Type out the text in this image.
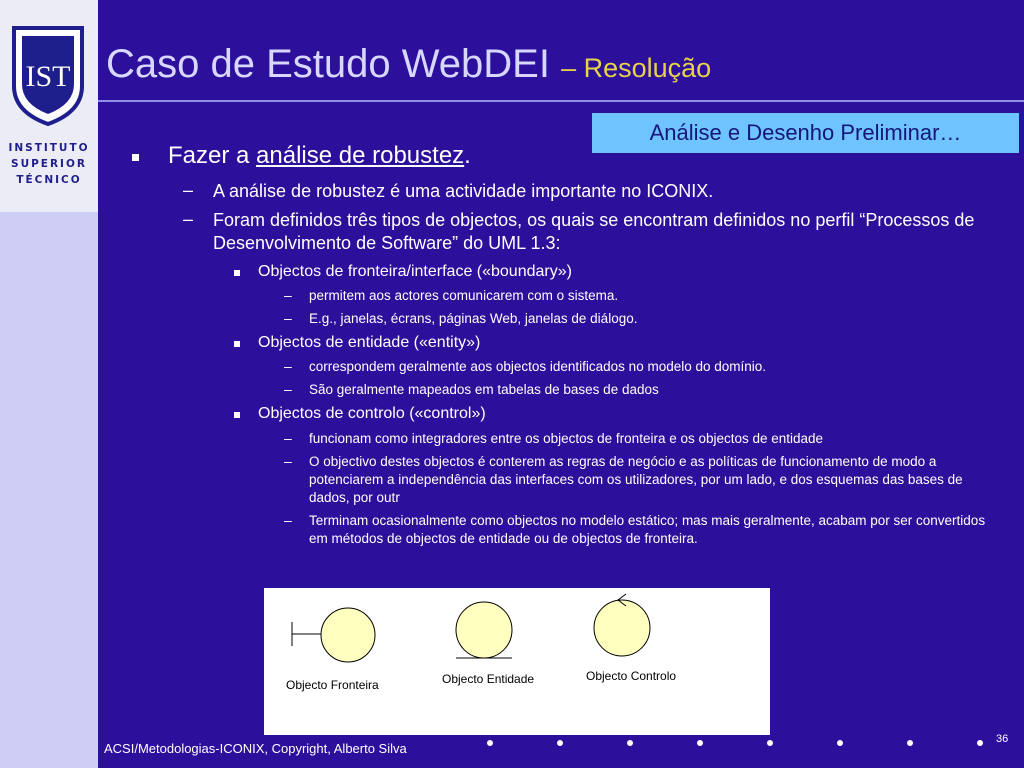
IST
INSTITUTO
SUPERIOR
TÉCNICO
Caso de Estudo WebDEI – Resolução
Análise e Desenho Preliminar…
Fazer a análise de robustez.
– A análise de robustez é uma actividade importante no ICONIX.
– Foram definidos três tipos de objectos, os quais se encontram definidos no perfil “Processos de Desenvolvimento de Software” do UML 1.3:
Objectos de fronteira/interface («boundary»)
– permitem aos actores comunicarem com o sistema.
– E.g., janelas, écrans, páginas Web, janelas de diálogo.
Objectos de entidade («entity»)
– correspondem geralmente aos objectos identificados no modelo do domínio.
– São geralmente mapeados em tabelas de bases de dados
Objectos de controlo («control»)
– funcionam como integradores entre os objectos de fronteira e os objectos de entidade
– O objectivo destes objectos é conterem as regras de negócio e as políticas de funcionamento de modo a potenciarem a independência das interfaces com os utilizadores, por um lado, e dos esquemas das bases de dados, por outr
– Terminam ocasionalmente como objectos no modelo estático; mas mais geralmente, acabam por ser convertidos em métodos de objectos de entidade ou de objectos de fronteira.
Objecto Fronteira	Objecto Entidade	Objecto Controlo
ACSI/Metodologias-ICONIX, Copyright, Alberto Silva
36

..........

**What you are asked to do:** What number of lines in the records contain the word "geralmente"? Answer with that number alone.

**Result below:** 3